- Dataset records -
+---+

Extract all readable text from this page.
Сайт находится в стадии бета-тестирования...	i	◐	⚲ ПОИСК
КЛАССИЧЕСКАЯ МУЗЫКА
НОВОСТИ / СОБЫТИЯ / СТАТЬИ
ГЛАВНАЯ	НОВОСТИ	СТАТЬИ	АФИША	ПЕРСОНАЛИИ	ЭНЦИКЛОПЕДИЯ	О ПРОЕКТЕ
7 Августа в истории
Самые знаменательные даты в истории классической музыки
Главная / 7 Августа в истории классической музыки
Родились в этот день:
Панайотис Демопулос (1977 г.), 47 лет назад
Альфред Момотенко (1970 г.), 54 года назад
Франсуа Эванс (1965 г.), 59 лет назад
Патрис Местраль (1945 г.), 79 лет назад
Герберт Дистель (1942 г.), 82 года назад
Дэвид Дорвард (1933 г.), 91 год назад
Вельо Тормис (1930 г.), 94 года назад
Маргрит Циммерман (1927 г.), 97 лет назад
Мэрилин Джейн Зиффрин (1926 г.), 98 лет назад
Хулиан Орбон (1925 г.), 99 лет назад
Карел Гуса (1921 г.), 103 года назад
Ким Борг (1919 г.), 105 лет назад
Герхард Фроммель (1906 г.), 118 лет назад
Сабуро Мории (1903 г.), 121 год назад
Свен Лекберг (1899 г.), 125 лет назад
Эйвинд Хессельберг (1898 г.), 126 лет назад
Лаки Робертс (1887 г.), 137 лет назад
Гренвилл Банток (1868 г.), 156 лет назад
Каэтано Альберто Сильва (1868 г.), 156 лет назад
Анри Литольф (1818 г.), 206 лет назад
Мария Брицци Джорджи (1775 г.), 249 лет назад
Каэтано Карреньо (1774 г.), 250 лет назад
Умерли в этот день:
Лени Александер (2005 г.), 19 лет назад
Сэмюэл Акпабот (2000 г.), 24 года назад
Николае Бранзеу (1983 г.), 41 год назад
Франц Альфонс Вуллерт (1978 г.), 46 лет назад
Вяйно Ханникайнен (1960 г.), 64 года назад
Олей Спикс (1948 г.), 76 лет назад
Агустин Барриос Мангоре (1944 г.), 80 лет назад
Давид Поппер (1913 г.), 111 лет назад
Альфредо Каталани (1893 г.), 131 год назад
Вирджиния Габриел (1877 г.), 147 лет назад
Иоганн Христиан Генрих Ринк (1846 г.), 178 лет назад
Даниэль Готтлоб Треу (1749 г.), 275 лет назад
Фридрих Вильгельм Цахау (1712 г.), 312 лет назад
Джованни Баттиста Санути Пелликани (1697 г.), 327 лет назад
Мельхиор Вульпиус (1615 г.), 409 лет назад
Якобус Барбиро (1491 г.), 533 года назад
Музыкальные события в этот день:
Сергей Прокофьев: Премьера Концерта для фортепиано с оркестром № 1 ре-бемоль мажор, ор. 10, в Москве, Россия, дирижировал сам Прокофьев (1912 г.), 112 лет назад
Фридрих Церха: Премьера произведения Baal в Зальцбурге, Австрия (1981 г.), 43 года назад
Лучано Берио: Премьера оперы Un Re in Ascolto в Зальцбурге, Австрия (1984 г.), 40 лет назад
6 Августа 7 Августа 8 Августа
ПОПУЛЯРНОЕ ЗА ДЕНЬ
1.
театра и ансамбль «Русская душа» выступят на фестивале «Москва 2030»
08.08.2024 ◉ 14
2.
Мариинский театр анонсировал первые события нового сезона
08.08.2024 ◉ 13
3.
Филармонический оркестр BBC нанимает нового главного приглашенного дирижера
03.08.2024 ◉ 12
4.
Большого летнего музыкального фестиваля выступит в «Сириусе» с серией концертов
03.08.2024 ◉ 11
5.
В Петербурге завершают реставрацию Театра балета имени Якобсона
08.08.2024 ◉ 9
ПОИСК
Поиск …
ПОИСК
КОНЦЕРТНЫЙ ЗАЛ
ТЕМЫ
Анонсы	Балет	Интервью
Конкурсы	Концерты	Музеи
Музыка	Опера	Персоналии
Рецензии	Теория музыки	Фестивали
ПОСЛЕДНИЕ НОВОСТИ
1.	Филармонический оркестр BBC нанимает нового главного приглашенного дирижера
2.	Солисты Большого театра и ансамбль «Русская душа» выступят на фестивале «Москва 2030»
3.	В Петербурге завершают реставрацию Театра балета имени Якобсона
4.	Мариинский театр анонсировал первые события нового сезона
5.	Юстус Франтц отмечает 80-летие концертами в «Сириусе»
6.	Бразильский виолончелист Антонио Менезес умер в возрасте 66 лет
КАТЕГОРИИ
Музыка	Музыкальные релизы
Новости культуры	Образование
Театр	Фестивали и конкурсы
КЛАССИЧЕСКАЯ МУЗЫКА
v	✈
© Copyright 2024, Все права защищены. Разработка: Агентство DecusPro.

+---+

- PROBLEM REQUIREMENTS -
Set down all of the entries exactly, please.

- SOLUTION -
Extract all readable text from this page.
Сайт находится в стадии бета-тестирования...	i	◐	⚲ ПОИСК
КЛАССИЧЕСКАЯ МУЗЫКА
НОВОСТИ / СОБЫТИЯ / СТАТЬИ
ГЛАВНАЯ	НОВОСТИ	СТАТЬИ	АФИША	ПЕРСОНАЛИИ	ЭНЦИКЛОПЕДИЯ	О ПРОЕКТЕ
7 Августа в истории
Самые знаменательные даты в истории классической музыки
Главная / 7 Августа в истории классической музыки
Родились в этот день:
Панайотис Демопулос (1977 г.), 47 лет назад
Альфред Момотенко (1970 г.), 54 года назад
Франсуа Эванс (1965 г.), 59 лет назад
Патрис Местраль (1945 г.), 79 лет назад
Герберт Дистель (1942 г.), 82 года назад
Дэвид Дорвард (1933 г.), 91 год назад
Вельо Тормис (1930 г.), 94 года назад
Маргрит Циммерман (1927 г.), 97 лет назад
Мэрилин Джейн Зиффрин (1926 г.), 98 лет назад
Хулиан Орбон (1925 г.), 99 лет назад
Карел Гуса (1921 г.), 103 года назад
Ким Борг (1919 г.), 105 лет назад
Герхард Фроммель (1906 г.), 118 лет назад
Сабуро Мории (1903 г.), 121 год назад
Свен Лекберг (1899 г.), 125 лет назад
Эйвинд Хессельберг (1898 г.), 126 лет назад
Лаки Робертс (1887 г.), 137 лет назад
Гренвилл Банток (1868 г.), 156 лет назад
Каэтано Альберто Сильва (1868 г.), 156 лет назад
Анри Литольф (1818 г.), 206 лет назад
Мария Брицци Джорджи (1775 г.), 249 лет назад
Каэтано Карреньо (1774 г.), 250 лет назад
Умерли в этот день:
Лени Александер (2005 г.), 19 лет назад
Сэмюэл Акпабот (2000 г.), 24 года назад
Николае Бранзеу (1983 г.), 41 год назад
Франц Альфонс Вуллерт (1978 г.), 46 лет назад
Вяйно Ханникайнен (1960 г.), 64 года назад
Олей Спикс (1948 г.), 76 лет назад
Агустин Барриос Мангоре (1944 г.), 80 лет назад
Давид Поппер (1913 г.), 111 лет назад
Альфредо Каталани (1893 г.), 131 год назад
Вирджиния Габриел (1877 г.), 147 лет назад
Иоганн Христиан Генрих Ринк (1846 г.), 178 лет назад
Даниэль Готтлоб Треу (1749 г.), 275 лет назад
Фридрих Вильгельм Цахау (1712 г.), 312 лет назад
Джованни Баттиста Санути Пелликани (1697 г.), 327 лет назад
Мельхиор Вульпиус (1615 г.), 409 лет назад
Якобус Барбиро (1491 г.), 533 года назад
Музыкальные события в этот день:
Сергей Прокофьев: Премьера Концерта для фортепиано с оркестром № 1 ре-бемоль мажор, ор. 10, в Москве, Россия, дирижировал сам Прокофьев (1912 г.), 112 лет назад
Фридрих Церха: Премьера произведения Baal в Зальцбурге, Австрия (1981 г.), 43 года назад
Лучано Берио: Премьера оперы Un Re in Ascolto в Зальцбурге, Австрия (1984 г.), 40 лет назад
6 Августа 7 Августа 8 Августа
ПОПУЛЯРНОЕ ЗА ДЕНЬ
1.
театра и ансамбль «Русская душа» выступят на фестивале «Москва 2030»
08.08.2024 ◉ 14
2.
Мариинский театр анонсировал первые события нового сезона
08.08.2024 ◉ 13
3.
Филармонический оркестр BBC нанимает нового главного приглашенного дирижера
03.08.2024 ◉ 12
4.
Большого летнего музыкального фестиваля выступит в «Сириусе» с серией концертов
03.08.2024 ◉ 11
5.
В Петербурге завершают реставрацию Театра балета имени Якобсона
08.08.2024 ◉ 9
ПОИСК
Поиск …
ПОИСК
КОНЦЕРТНЫЙ ЗАЛ
ТЕМЫ
Анонсы	Балет	Интервью
Конкурсы	Концерты	Музеи
Музыка	Опера	Персоналии
Рецензии	Теория музыки	Фестивали
ПОСЛЕДНИЕ НОВОСТИ
1.	Филармонический оркестр BBC нанимает нового главного приглашенного дирижера
2.	Солисты Большого театра и ансамбль «Русская душа» выступят на фестивале «Москва 2030»
3.	В Петербурге завершают реставрацию Театра балета имени Якобсона
4.	Мариинский театр анонсировал первые события нового сезона
5.	Юстус Франтц отмечает 80-летие концертами в «Сириусе»
6.	Бразильский виолончелист Антонио Менезес умер в возрасте 66 лет
КАТЕГОРИИ
Музыка	Музыкальные релизы
Новости культуры	Образование
Театр	Фестивали и конкурсы
КЛАССИЧЕСКАЯ МУЗЫКА
v	✈
© Copyright 2024, Все права защищены. Разработка: Агентство DecusPro.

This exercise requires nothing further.